What you have to do :: Filter the records below down to lines containing "tickets".

Data lines ::

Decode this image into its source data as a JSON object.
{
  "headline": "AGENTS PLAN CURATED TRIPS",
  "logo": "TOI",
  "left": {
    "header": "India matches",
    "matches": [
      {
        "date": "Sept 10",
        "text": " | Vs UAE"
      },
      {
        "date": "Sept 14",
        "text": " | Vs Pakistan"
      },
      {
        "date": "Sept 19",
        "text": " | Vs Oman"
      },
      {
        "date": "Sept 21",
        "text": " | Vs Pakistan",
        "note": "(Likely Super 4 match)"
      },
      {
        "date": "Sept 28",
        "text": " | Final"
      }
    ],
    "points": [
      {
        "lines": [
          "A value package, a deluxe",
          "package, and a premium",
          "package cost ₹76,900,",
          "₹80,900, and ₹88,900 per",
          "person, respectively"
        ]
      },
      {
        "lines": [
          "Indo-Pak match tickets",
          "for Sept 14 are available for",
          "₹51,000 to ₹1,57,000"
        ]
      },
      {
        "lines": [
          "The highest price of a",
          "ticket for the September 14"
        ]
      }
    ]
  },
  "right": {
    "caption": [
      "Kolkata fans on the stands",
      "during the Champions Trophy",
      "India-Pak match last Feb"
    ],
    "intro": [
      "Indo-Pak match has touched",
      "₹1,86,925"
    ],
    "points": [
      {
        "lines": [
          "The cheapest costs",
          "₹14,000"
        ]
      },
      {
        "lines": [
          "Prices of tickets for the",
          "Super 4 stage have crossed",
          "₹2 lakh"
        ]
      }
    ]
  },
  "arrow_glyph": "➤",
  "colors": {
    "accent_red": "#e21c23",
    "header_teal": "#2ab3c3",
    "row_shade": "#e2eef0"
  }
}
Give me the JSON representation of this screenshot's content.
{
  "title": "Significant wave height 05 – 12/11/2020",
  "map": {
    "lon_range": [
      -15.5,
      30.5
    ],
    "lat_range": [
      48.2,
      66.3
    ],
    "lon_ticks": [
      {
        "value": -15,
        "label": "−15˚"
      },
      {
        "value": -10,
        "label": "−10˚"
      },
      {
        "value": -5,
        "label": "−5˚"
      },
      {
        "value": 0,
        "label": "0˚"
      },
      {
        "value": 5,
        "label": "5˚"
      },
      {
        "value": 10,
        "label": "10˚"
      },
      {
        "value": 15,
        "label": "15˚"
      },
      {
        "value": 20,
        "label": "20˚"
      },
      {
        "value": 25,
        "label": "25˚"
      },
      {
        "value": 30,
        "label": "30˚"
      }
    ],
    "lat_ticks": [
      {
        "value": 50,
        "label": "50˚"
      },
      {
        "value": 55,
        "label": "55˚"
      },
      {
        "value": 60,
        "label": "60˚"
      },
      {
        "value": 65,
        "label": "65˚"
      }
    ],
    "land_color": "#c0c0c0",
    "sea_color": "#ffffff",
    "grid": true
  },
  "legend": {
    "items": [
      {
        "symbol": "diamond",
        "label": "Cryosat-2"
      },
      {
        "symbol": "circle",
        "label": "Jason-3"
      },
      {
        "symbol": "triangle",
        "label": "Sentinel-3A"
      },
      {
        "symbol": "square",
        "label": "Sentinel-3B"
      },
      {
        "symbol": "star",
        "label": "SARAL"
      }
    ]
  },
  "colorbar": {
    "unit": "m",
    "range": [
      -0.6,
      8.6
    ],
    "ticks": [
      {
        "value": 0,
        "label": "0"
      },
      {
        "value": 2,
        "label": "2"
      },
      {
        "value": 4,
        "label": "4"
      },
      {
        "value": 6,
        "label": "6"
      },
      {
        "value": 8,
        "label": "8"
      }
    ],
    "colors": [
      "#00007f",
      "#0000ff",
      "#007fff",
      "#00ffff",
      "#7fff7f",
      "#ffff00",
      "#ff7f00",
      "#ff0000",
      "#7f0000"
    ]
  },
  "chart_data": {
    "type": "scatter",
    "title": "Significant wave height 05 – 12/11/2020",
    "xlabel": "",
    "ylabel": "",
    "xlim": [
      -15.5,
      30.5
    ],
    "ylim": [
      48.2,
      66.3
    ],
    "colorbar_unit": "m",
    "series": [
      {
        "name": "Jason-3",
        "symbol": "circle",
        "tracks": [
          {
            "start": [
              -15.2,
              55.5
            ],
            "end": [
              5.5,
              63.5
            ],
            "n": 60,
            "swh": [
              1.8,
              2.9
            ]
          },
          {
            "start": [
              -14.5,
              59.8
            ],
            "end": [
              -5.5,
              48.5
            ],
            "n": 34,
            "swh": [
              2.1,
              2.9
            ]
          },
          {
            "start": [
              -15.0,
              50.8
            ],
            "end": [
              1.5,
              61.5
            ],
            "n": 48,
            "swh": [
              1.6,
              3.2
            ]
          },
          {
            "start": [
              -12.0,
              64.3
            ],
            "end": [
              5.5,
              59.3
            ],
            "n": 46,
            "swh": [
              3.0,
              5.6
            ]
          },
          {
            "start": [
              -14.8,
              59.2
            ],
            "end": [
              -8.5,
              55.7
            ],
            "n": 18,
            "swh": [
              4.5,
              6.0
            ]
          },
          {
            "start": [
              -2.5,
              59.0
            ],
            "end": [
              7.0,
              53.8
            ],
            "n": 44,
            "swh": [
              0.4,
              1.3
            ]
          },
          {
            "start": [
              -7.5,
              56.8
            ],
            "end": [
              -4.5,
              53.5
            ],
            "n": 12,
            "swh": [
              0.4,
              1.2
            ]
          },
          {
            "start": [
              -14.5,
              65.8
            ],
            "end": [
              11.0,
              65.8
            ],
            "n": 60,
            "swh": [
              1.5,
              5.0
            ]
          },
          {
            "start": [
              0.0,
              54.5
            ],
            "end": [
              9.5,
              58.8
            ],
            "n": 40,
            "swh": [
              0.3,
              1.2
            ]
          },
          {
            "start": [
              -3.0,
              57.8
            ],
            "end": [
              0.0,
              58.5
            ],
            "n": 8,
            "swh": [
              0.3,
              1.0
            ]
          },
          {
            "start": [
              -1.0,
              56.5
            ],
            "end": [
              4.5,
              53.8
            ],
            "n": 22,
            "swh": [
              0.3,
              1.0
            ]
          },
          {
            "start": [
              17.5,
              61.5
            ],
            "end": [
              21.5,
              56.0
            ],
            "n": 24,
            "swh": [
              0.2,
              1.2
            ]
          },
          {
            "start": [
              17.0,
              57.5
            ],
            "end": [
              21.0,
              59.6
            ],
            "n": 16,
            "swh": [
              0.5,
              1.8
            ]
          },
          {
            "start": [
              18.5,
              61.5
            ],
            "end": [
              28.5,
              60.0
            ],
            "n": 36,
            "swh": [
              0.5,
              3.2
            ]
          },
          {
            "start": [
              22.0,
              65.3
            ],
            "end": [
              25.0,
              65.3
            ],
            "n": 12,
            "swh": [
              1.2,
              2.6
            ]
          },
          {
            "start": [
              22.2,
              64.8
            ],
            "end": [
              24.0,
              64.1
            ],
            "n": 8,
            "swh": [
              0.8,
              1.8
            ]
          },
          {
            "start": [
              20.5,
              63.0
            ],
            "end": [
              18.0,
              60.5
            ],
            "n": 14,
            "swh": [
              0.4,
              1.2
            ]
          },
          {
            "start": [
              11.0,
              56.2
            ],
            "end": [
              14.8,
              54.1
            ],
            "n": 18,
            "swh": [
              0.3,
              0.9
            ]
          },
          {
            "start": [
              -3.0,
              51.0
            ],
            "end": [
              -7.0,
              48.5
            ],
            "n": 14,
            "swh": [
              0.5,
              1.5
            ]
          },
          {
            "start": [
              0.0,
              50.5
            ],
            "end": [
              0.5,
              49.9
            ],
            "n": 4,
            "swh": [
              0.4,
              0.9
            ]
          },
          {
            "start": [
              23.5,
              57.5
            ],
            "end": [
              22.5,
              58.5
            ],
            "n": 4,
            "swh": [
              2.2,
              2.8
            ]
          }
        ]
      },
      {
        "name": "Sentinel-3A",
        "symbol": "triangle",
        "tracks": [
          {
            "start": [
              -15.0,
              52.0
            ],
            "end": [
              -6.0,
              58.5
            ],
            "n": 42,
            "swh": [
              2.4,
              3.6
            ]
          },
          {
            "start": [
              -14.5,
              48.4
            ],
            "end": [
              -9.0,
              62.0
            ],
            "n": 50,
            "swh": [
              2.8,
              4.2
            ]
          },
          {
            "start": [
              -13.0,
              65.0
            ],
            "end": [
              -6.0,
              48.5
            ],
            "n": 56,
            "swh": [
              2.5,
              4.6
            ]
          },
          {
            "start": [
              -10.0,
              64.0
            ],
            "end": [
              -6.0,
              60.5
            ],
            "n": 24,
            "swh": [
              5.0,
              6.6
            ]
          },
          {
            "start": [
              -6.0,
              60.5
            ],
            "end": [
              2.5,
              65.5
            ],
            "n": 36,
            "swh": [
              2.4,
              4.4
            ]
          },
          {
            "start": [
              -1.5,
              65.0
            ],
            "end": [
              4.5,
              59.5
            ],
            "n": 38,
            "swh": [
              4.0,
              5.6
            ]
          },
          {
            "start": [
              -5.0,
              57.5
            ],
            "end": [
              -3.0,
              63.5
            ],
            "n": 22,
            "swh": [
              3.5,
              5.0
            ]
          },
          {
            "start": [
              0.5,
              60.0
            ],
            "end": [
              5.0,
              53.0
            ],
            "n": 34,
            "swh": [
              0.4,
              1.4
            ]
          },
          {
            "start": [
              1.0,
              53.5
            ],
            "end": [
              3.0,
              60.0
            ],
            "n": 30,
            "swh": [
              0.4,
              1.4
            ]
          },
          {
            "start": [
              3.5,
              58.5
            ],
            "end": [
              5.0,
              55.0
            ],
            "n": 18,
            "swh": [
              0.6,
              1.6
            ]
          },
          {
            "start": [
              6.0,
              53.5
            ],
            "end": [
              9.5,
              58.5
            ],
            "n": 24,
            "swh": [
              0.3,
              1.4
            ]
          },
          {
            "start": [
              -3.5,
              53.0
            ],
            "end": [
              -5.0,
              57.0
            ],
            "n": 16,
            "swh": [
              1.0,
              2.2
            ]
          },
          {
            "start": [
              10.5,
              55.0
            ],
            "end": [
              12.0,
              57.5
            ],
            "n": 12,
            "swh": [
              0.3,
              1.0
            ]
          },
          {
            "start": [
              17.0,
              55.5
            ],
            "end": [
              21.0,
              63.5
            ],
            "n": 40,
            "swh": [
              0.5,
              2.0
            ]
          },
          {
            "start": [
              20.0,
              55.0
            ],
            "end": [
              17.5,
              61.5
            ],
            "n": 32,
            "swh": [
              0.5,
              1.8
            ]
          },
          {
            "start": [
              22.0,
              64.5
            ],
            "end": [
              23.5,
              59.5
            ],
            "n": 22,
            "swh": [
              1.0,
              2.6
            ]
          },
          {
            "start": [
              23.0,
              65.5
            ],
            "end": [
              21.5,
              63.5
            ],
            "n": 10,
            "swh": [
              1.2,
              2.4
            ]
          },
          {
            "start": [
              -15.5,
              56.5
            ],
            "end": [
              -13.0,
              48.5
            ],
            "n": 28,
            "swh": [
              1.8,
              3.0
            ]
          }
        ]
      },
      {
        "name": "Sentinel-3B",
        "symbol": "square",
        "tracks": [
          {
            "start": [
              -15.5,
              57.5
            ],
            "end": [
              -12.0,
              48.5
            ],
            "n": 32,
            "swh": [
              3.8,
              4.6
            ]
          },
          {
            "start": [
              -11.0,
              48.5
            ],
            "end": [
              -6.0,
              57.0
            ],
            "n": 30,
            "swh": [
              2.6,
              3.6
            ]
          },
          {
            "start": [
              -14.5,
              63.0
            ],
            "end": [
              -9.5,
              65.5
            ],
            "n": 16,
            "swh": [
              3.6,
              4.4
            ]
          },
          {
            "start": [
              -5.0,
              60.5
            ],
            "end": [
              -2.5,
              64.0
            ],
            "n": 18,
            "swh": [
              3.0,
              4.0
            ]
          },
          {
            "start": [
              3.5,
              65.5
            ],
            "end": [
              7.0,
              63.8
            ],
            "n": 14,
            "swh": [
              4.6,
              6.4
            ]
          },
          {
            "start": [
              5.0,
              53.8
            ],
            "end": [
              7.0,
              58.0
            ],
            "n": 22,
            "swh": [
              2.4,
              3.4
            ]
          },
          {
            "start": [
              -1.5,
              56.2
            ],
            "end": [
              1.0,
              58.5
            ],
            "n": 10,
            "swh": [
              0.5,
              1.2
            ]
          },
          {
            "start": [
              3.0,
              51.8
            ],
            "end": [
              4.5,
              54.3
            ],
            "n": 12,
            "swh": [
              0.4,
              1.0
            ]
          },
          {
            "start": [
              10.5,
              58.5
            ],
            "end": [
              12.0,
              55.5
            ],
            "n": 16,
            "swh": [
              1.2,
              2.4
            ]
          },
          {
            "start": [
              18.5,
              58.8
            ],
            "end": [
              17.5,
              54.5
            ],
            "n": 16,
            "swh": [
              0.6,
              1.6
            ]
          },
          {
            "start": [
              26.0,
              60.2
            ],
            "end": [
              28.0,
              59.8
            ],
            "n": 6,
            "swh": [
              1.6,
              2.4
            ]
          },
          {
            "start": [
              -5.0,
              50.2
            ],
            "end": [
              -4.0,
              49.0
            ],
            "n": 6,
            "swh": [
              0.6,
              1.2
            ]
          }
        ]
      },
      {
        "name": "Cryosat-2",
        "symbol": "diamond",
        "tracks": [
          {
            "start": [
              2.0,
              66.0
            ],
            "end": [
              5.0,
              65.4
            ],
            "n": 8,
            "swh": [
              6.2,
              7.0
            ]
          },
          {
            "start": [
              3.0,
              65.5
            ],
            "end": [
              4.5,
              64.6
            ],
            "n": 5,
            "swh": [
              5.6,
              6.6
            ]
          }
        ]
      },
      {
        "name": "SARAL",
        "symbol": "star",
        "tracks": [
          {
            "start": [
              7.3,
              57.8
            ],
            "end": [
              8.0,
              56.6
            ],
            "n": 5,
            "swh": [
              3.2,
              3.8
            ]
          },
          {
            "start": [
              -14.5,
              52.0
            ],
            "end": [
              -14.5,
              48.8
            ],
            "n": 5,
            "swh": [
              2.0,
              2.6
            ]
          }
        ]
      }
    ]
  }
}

Written response ::
          "Indo-Pak match tickets",
          "Prices of tickets for the",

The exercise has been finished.